Entries from a dataset:
————
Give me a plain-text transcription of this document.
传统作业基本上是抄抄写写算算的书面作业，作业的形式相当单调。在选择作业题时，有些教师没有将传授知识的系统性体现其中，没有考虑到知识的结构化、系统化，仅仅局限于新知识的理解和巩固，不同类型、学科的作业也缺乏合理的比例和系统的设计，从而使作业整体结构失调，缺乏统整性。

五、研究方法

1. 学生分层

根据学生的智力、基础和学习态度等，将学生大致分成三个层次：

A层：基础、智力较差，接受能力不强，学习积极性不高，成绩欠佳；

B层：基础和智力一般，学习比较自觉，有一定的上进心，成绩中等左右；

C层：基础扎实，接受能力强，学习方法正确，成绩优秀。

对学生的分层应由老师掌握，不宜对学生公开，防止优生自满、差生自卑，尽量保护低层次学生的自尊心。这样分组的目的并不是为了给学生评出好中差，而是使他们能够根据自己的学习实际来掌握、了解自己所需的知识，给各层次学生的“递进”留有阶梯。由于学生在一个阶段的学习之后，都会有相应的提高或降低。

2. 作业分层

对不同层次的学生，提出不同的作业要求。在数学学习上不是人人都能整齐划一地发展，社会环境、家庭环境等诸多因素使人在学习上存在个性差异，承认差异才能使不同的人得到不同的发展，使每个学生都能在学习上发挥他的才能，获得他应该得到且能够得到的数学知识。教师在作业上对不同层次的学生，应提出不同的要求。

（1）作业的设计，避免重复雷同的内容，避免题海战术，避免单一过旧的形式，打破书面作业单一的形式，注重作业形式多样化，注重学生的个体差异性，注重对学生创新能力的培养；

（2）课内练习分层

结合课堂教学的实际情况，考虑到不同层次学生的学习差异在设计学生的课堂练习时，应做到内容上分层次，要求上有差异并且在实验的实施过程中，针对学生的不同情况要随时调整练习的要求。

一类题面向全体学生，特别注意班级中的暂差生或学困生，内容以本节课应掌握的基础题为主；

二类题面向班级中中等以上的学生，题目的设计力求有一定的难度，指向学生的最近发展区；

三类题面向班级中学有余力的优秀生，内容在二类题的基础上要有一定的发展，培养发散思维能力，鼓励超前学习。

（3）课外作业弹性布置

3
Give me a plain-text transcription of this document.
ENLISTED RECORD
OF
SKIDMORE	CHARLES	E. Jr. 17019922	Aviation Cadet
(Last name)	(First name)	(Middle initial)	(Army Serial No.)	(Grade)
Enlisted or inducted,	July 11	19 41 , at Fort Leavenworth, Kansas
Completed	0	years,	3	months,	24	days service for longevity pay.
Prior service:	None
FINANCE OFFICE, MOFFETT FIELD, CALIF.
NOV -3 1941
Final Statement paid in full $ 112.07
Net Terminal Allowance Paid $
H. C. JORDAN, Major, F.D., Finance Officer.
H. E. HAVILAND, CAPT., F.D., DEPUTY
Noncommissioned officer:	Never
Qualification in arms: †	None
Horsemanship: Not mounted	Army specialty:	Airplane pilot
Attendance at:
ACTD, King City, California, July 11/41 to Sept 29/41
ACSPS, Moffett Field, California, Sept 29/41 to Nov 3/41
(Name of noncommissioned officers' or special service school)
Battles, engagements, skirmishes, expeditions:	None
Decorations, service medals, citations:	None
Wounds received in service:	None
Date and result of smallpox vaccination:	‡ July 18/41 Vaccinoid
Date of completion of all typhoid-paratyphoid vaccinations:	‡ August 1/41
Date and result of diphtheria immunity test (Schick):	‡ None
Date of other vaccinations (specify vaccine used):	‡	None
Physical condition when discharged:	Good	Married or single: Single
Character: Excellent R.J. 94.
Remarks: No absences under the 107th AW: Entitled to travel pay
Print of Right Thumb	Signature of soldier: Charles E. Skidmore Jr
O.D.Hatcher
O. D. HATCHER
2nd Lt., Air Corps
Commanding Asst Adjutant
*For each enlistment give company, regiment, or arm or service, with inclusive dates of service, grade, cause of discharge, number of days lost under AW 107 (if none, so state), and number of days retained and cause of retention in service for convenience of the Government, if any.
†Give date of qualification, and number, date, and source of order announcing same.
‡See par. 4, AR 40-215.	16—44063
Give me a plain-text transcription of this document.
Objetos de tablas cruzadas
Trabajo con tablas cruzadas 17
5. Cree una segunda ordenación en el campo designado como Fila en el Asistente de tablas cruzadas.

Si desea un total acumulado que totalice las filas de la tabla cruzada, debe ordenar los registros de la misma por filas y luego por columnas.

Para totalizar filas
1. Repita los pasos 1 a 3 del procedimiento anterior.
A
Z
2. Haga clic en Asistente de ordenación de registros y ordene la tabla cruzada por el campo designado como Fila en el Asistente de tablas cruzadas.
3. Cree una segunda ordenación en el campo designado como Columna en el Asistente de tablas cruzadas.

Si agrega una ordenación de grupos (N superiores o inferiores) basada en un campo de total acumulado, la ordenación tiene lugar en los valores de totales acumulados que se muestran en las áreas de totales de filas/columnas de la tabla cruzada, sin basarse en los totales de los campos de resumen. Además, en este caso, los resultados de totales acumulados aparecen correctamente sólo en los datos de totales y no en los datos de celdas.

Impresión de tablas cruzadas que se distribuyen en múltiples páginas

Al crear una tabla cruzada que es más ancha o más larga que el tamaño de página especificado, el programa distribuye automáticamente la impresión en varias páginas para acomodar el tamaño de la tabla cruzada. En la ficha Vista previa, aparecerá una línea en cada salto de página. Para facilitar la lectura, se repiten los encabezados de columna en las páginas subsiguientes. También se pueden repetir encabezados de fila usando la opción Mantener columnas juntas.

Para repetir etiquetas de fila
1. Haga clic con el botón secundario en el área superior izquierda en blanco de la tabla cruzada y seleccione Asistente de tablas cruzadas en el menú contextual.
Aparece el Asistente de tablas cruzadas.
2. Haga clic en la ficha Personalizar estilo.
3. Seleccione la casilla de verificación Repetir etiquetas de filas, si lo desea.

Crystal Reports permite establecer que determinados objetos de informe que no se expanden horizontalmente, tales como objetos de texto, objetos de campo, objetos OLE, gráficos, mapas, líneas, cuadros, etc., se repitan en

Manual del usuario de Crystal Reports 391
————
• WHAT NEEDS TO BE DONE:
Count every line of the records that holds the string "acumulado". Write only the total.

• ANSWER TO THE PROBLEM:
2